» GIVEN ENTRIES:
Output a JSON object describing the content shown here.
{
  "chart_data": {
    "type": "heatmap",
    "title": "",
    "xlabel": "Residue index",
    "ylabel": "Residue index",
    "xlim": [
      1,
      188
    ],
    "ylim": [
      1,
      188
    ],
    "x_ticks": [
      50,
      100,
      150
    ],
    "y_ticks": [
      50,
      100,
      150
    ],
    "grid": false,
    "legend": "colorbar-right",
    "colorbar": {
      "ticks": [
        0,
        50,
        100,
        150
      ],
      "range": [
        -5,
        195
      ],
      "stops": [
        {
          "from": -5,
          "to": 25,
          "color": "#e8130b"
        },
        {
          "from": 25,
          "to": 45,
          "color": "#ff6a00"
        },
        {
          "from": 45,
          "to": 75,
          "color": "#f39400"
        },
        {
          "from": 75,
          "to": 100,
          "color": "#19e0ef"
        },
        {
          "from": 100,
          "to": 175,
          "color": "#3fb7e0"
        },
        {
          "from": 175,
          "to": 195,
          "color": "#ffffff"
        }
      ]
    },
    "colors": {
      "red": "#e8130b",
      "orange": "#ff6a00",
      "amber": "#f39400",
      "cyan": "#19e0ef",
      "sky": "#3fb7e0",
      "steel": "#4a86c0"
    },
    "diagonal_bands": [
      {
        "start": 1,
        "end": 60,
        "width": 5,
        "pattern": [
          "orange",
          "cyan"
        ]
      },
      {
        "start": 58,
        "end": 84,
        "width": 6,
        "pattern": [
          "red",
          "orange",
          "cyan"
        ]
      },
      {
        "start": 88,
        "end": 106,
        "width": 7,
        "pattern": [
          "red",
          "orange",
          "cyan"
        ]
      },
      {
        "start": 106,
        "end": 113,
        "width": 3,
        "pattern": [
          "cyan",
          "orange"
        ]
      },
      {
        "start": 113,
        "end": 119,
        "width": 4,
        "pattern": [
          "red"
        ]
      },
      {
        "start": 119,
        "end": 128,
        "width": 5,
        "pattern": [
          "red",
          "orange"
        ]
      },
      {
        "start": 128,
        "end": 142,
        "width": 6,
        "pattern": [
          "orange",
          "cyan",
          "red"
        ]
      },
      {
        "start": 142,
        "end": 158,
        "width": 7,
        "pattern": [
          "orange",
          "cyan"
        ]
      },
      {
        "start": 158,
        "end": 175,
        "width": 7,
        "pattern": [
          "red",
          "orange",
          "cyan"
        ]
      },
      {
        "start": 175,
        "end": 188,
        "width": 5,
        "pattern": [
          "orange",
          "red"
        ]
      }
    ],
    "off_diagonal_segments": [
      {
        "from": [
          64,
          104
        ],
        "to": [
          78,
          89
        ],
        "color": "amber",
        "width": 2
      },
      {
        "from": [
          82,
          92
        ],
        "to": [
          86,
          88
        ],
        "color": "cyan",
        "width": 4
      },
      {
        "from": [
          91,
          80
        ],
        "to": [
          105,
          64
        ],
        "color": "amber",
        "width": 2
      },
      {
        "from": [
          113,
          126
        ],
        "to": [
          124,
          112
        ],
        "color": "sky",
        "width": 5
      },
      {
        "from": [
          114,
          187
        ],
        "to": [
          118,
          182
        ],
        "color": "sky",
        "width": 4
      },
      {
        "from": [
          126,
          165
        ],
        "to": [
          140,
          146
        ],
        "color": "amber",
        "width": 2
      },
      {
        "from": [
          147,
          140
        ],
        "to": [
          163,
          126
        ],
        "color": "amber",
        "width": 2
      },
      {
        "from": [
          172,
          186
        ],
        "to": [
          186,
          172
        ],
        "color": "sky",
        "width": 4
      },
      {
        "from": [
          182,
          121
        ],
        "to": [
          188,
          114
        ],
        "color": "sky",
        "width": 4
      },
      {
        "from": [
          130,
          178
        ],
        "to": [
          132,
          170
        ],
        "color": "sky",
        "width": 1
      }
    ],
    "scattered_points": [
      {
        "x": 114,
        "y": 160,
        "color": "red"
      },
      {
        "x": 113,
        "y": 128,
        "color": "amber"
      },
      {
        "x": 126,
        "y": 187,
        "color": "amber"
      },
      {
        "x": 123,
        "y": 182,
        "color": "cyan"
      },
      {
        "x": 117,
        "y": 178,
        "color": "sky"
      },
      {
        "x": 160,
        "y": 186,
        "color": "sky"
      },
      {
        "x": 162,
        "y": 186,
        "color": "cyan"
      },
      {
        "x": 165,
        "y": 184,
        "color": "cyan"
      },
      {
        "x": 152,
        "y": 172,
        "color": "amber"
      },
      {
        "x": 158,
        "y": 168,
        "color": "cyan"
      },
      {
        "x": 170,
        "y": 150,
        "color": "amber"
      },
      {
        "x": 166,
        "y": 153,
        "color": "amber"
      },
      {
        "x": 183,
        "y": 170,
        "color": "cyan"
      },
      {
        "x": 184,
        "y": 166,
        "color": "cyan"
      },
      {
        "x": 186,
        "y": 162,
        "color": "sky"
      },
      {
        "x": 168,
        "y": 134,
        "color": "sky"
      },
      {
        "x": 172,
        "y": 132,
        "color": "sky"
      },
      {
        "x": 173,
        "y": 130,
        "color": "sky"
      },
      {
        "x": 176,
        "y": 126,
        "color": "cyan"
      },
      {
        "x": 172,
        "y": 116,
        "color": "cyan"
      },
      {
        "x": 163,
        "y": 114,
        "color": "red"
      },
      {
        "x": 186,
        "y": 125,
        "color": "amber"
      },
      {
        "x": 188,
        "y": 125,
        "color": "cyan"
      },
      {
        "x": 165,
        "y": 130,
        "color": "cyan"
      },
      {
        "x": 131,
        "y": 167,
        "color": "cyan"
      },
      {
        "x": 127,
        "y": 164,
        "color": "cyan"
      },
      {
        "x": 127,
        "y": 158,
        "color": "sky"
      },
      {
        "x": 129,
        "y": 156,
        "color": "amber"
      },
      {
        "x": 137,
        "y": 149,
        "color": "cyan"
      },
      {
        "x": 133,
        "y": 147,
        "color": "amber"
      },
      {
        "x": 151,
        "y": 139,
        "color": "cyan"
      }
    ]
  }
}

» TASK REQUIREMENTS: Extract all lines containing the word "Residue".

» TASK RESPONSE:
    "xlabel": "Residue index",
    "ylabel": "Residue index",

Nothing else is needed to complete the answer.